- Do this
From the listing below, pull out every line where the string "Philippines" appears.

## START Material supplied

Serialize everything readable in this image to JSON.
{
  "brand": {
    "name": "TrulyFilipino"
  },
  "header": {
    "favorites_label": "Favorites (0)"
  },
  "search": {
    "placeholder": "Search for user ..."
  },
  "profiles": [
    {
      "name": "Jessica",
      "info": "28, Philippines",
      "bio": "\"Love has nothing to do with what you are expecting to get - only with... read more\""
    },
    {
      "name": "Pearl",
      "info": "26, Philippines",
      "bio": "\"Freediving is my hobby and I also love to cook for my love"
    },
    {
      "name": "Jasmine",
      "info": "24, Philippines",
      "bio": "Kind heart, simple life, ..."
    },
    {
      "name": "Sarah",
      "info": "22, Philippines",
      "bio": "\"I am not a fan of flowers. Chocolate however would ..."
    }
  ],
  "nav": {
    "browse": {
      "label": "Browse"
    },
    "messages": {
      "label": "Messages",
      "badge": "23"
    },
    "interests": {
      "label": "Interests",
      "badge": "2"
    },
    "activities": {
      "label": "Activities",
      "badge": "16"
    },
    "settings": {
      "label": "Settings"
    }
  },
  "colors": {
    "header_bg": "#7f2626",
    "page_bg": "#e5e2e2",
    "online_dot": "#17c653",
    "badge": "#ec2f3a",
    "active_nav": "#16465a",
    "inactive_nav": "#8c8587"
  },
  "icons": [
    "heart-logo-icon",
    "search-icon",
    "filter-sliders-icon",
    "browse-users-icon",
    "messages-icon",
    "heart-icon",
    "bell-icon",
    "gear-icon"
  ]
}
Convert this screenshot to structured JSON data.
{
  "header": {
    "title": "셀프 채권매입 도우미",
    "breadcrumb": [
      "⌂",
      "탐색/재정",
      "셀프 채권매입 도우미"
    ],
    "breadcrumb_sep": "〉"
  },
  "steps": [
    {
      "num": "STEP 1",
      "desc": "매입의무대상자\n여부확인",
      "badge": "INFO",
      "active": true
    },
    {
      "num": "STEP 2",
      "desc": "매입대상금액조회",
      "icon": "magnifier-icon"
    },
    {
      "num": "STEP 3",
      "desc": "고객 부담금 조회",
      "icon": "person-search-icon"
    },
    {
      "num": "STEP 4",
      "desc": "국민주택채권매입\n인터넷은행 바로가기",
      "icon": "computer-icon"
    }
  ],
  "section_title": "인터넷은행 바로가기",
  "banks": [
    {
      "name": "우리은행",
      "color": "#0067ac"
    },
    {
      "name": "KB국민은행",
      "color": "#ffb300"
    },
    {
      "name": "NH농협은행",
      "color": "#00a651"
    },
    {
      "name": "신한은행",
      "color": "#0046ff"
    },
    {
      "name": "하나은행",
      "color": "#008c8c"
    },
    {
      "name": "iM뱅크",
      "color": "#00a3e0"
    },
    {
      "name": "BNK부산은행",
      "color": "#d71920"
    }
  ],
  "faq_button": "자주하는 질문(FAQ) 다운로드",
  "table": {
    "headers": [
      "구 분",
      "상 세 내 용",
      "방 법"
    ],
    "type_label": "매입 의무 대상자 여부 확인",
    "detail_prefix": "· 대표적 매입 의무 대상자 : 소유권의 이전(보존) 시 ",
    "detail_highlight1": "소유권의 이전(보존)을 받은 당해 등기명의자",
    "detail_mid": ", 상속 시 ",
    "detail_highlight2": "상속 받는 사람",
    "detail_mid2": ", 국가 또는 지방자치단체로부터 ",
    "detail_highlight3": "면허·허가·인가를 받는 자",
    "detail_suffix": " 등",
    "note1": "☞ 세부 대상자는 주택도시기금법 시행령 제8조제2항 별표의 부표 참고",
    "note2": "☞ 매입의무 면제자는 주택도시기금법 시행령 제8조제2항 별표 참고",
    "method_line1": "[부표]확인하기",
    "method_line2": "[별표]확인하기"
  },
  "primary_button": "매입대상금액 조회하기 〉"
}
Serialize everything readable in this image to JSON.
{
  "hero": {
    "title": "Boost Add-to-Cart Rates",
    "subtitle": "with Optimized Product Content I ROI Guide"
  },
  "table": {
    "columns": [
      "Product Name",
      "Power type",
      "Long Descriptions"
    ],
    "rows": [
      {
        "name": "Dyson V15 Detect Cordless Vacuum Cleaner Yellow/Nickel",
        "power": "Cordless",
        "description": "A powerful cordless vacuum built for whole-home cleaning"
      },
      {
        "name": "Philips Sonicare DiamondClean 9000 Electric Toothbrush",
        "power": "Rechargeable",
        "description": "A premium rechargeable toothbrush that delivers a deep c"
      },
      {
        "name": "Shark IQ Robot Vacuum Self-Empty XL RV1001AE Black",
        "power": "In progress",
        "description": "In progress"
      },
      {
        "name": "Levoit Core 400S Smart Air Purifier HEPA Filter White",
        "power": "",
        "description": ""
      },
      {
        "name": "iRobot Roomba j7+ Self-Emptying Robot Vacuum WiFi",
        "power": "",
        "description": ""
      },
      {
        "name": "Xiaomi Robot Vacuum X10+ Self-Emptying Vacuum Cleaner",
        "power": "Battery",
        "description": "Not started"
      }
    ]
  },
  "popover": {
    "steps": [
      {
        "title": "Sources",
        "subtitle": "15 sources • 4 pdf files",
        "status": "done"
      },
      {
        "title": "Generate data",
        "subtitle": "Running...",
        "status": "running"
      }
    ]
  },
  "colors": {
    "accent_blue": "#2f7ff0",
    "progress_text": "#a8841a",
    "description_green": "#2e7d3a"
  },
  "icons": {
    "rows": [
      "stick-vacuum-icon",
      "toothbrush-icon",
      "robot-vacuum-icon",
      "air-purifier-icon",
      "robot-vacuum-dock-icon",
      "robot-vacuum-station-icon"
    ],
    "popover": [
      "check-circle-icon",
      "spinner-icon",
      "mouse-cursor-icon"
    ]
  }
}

## END Material supplied

- Expected answer
      "info": "28, Philippines",
      "info": "26, Philippines",
      "info": "24, Philippines",
      "info": "22, Philippines",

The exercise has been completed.